■ **PROMPT**
Copy out all of the data below line for line, leaving out the pictures.

--- start of LISTING ---

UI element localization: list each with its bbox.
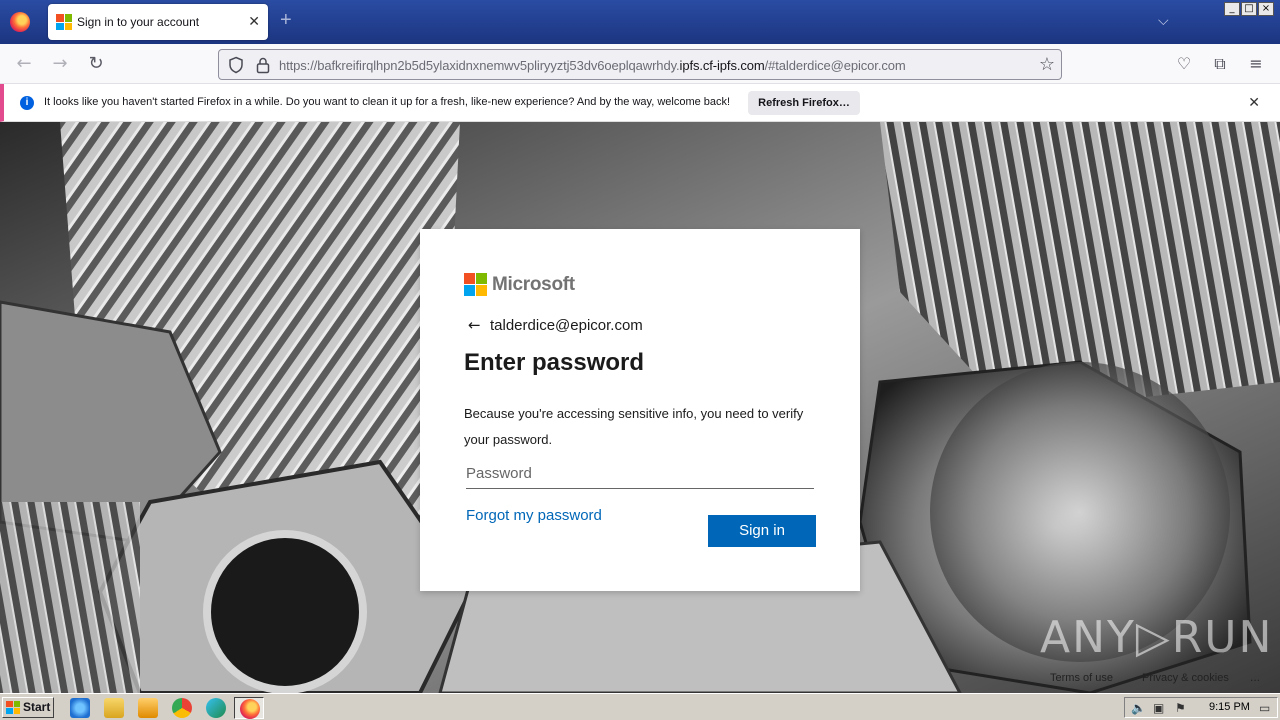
restore-button[interactable]: □ <box>1241 2 1257 16</box>
password-field[interactable] <box>466 459 814 489</box>
sign-in-card: Microsoft ← talderdice@epicor.com Enter … <box>420 229 860 591</box>
notification-message: It looks like you haven't started Firefo… <box>44 96 731 108</box>
chevron-down-icon[interactable]: ⌵ <box>1158 12 1169 29</box>
chrome-icon[interactable] <box>172 698 192 718</box>
reload-icon[interactable]: ↻ <box>84 52 108 76</box>
media-player-icon[interactable] <box>138 698 158 718</box>
edge-icon[interactable] <box>206 698 226 718</box>
description-text: Because you're accessing sensitive info,… <box>464 406 804 447</box>
url-suffix: /#talderdice@epicor.com <box>764 58 906 73</box>
microsoft-favicon-icon <box>56 14 72 30</box>
url-host: ipfs.cf-ipfs.com <box>679 58 765 73</box>
identity-row: ← talderdice@epicor.com <box>468 316 643 334</box>
bookmark-star-icon[interactable]: ☆ <box>1039 54 1055 75</box>
url-bar[interactable]: https://bafkreifirqlhpn2b5d5ylaxidnxnemw… <box>218 49 1062 80</box>
extensions-icon[interactable]: ⧉ <box>1208 52 1232 76</box>
shield-icon[interactable] <box>227 56 245 74</box>
taskbar: Start 🔈 ▣ ⚑ 9:15 PM ▭ <box>0 693 1280 720</box>
sign-in-button[interactable]: Sign in <box>708 515 816 547</box>
close-icon[interactable]: ✕ <box>1248 94 1260 111</box>
volume-icon[interactable]: 🔈 <box>1131 701 1146 715</box>
microsoft-logo: Microsoft <box>464 273 575 296</box>
flag-icon[interactable]: ⚑ <box>1175 701 1189 715</box>
lock-icon[interactable] <box>255 56 271 74</box>
url-text[interactable]: https://bafkreifirqlhpn2b5d5ylaxidnxnemw… <box>279 58 906 73</box>
window-controls: _ □ × <box>1224 2 1274 16</box>
firefox-icon[interactable] <box>10 12 30 32</box>
folder-icon[interactable] <box>104 698 124 718</box>
microsoft-logo-icon <box>464 273 487 296</box>
tab-title: Sign in to your account <box>77 15 200 29</box>
back-arrow-icon[interactable]: ← <box>468 316 490 334</box>
footer-links: Terms of use Privacy & cookies <box>1050 672 1255 684</box>
tab-close-icon[interactable]: ✕ <box>248 13 260 30</box>
minimize-button[interactable]: _ <box>1224 2 1240 16</box>
brand-name: Microsoft <box>492 273 575 295</box>
url-prefix: https://bafkreifirqlhpn2b5d5ylaxidnxnemw… <box>279 58 680 73</box>
tab-sign-in[interactable]: Sign in to your account ✕ <box>48 4 268 40</box>
windows-flag-icon <box>6 701 20 714</box>
start-button[interactable]: Start <box>2 697 54 718</box>
network-icon[interactable]: ▣ <box>1153 701 1167 715</box>
menu-icon[interactable]: ≡ <box>1244 52 1268 76</box>
forward-arrow-icon[interactable]: → <box>48 52 72 76</box>
refresh-firefox-button[interactable]: Refresh Firefox… <box>748 91 860 115</box>
start-label: Start <box>23 700 51 714</box>
forgot-password-link[interactable]: Forgot my password <box>466 507 602 524</box>
privacy-link[interactable]: Privacy & cookies <box>1142 672 1229 684</box>
taskbar-firefox-button[interactable] <box>234 697 264 719</box>
page-title: Enter password <box>464 349 645 376</box>
system-tray: 🔈 ▣ ⚑ 9:15 PM ▭ <box>1124 697 1278 718</box>
anyrun-watermark: ANY▷RUN <box>1040 612 1274 663</box>
terms-link[interactable]: Terms of use <box>1050 672 1113 684</box>
clock: 9:15 PM <box>1209 701 1250 713</box>
internet-explorer-icon[interactable] <box>70 698 90 718</box>
identity-email: talderdice@epicor.com <box>490 316 643 334</box>
back-arrow-icon[interactable]: ← <box>12 52 36 76</box>
info-icon: i <box>20 96 34 110</box>
page-content: Microsoft ← talderdice@epicor.com Enter … <box>0 122 1280 693</box>
navigation-bar: ← → ↻ https://bafkreifirqlhpn2b5d5ylaxid… <box>0 44 1280 84</box>
firefox-icon <box>240 699 260 719</box>
tab-strip: Sign in to your account ✕ + ⌵ _ □ × <box>0 0 1280 44</box>
show-desktop-icon[interactable]: ▭ <box>1259 701 1273 715</box>
close-window-button[interactable]: × <box>1258 2 1274 16</box>
more-options-icon[interactable]: ... <box>1250 670 1260 684</box>
pocket-icon[interactable]: ♡ <box>1172 52 1196 76</box>
notification-bar: i It looks like you haven't started Fire… <box>0 84 1280 122</box>
new-tab-icon[interactable]: + <box>280 10 292 30</box>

--- end of LISTING ---

■ **ANSWER FOR THIS EXERCISE**
UI element localization: list each with its bbox.
restore-button[interactable]: □ <box>1241 2 1257 16</box>
password-field[interactable] <box>466 459 814 489</box>
sign-in-card: Microsoft ← talderdice@epicor.com Enter … <box>420 229 860 591</box>
notification-message: It looks like you haven't started Firefo… <box>44 96 731 108</box>
chevron-down-icon[interactable]: ⌵ <box>1158 12 1169 29</box>
chrome-icon[interactable] <box>172 698 192 718</box>
reload-icon[interactable]: ↻ <box>84 52 108 76</box>
media-player-icon[interactable] <box>138 698 158 718</box>
edge-icon[interactable] <box>206 698 226 718</box>
description-text: Because you're accessing sensitive info,… <box>464 406 804 447</box>
url-suffix: /#talderdice@epicor.com <box>764 58 906 73</box>
microsoft-favicon-icon <box>56 14 72 30</box>
url-host: ipfs.cf-ipfs.com <box>679 58 765 73</box>
identity-row: ← talderdice@epicor.com <box>468 316 643 334</box>
bookmark-star-icon[interactable]: ☆ <box>1039 54 1055 75</box>
url-bar[interactable]: https://bafkreifirqlhpn2b5d5ylaxidnxnemw… <box>218 49 1062 80</box>
extensions-icon[interactable]: ⧉ <box>1208 52 1232 76</box>
shield-icon[interactable] <box>227 56 245 74</box>
taskbar: Start 🔈 ▣ ⚑ 9:15 PM ▭ <box>0 693 1280 720</box>
sign-in-button[interactable]: Sign in <box>708 515 816 547</box>
close-icon[interactable]: ✕ <box>1248 94 1260 111</box>
volume-icon[interactable]: 🔈 <box>1131 701 1146 715</box>
microsoft-logo: Microsoft <box>464 273 575 296</box>
flag-icon[interactable]: ⚑ <box>1175 701 1189 715</box>
lock-icon[interactable] <box>255 56 271 74</box>
url-text[interactable]: https://bafkreifirqlhpn2b5d5ylaxidnxnemw… <box>279 58 906 73</box>
window-controls: _ □ × <box>1224 2 1274 16</box>
firefox-icon[interactable] <box>10 12 30 32</box>
folder-icon[interactable] <box>104 698 124 718</box>
microsoft-logo-icon <box>464 273 487 296</box>
tab-title: Sign in to your account <box>77 15 200 29</box>
back-arrow-icon[interactable]: ← <box>468 316 490 334</box>
footer-links: Terms of use Privacy & cookies <box>1050 672 1255 684</box>
tab-close-icon[interactable]: ✕ <box>248 13 260 30</box>
minimize-button[interactable]: _ <box>1224 2 1240 16</box>
brand-name: Microsoft <box>492 273 575 295</box>
url-prefix: https://bafkreifirqlhpn2b5d5ylaxidnxnemw… <box>279 58 680 73</box>
tab-sign-in[interactable]: Sign in to your account ✕ <box>48 4 268 40</box>
windows-flag-icon <box>6 701 20 714</box>
start-button[interactable]: Start <box>2 697 54 718</box>
network-icon[interactable]: ▣ <box>1153 701 1167 715</box>
menu-icon[interactable]: ≡ <box>1244 52 1268 76</box>
forward-arrow-icon[interactable]: → <box>48 52 72 76</box>
refresh-firefox-button[interactable]: Refresh Firefox… <box>748 91 860 115</box>
start-label: Start <box>23 700 51 714</box>
forgot-password-link[interactable]: Forgot my password <box>466 507 602 524</box>
privacy-link[interactable]: Privacy & cookies <box>1142 672 1229 684</box>
taskbar-firefox-button[interactable] <box>234 697 264 719</box>
page-title: Enter password <box>464 349 645 376</box>
system-tray: 🔈 ▣ ⚑ 9:15 PM ▭ <box>1124 697 1278 718</box>
anyrun-watermark: ANY▷RUN <box>1040 612 1274 663</box>
terms-link[interactable]: Terms of use <box>1050 672 1113 684</box>
clock: 9:15 PM <box>1209 701 1250 713</box>
internet-explorer-icon[interactable] <box>70 698 90 718</box>
identity-email: talderdice@epicor.com <box>490 316 643 334</box>
back-arrow-icon[interactable]: ← <box>12 52 36 76</box>
info-icon: i <box>20 96 34 110</box>
page-content: Microsoft ← talderdice@epicor.com Enter … <box>0 122 1280 693</box>
navigation-bar: ← → ↻ https://bafkreifirqlhpn2b5d5ylaxid… <box>0 44 1280 84</box>
firefox-icon <box>240 699 260 719</box>
tab-strip: Sign in to your account ✕ + ⌵ _ □ × <box>0 0 1280 44</box>
show-desktop-icon[interactable]: ▭ <box>1259 701 1273 715</box>
close-window-button[interactable]: × <box>1258 2 1274 16</box>
more-options-icon[interactable]: ... <box>1250 670 1260 684</box>
pocket-icon[interactable]: ♡ <box>1172 52 1196 76</box>
notification-bar: i It looks like you haven't started Fire… <box>0 84 1280 122</box>
new-tab-icon[interactable]: + <box>280 10 292 30</box>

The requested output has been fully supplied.